• Exercise instructions: Show every line below where "accent" can be found.
::::
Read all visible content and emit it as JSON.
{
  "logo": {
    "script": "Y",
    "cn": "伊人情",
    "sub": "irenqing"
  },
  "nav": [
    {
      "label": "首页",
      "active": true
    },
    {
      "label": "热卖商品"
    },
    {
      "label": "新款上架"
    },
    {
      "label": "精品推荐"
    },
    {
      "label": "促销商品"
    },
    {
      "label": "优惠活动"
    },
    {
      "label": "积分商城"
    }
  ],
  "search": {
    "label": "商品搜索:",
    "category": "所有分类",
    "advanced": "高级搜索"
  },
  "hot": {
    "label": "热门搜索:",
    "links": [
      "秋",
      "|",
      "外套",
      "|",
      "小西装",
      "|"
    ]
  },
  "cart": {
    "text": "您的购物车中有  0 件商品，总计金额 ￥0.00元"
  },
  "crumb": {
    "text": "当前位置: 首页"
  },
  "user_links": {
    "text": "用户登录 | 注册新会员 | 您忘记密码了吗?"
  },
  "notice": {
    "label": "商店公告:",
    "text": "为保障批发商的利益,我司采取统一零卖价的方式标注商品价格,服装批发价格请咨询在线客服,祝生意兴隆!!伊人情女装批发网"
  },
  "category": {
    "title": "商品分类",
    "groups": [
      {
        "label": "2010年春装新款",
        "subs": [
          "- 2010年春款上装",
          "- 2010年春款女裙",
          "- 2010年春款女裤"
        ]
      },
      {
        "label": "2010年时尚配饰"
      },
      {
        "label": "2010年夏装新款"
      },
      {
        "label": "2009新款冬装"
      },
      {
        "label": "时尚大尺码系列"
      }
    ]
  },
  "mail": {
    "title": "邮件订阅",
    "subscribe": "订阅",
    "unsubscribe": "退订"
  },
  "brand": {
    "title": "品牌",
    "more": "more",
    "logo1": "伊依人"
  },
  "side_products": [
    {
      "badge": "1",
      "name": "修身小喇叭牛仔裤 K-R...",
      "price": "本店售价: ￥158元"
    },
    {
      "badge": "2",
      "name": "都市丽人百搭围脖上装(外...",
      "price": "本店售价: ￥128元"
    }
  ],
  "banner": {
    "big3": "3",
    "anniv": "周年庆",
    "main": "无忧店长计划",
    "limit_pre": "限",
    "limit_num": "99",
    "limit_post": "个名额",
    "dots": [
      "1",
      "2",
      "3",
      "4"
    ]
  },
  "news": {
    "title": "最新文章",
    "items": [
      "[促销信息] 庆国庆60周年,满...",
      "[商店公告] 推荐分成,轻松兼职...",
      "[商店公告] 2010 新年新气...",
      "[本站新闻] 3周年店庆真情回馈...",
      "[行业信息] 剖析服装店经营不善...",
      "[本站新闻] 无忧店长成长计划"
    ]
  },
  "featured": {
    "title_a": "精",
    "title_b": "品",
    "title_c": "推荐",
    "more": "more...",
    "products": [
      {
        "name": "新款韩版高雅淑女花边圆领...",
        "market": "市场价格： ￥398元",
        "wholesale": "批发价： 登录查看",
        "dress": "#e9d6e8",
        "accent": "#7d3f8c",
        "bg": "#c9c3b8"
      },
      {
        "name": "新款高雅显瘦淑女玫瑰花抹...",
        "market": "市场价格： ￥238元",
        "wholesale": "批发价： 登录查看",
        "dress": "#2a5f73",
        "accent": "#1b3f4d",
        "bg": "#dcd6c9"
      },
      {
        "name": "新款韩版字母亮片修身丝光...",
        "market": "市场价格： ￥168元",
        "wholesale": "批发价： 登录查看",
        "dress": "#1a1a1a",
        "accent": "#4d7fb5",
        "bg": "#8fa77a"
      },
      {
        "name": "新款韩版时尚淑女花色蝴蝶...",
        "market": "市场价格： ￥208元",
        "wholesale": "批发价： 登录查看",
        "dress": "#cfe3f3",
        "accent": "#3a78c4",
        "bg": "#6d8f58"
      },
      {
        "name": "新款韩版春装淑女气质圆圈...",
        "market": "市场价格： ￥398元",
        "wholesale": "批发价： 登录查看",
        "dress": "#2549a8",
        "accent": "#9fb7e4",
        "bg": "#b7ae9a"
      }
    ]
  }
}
::::
• Exercise solution:
        "accent": "#7d3f8c",
        "accent": "#1b3f4d",
        "accent": "#4d7fb5",
        "accent": "#3a78c4",
        "accent": "#9fb7e4",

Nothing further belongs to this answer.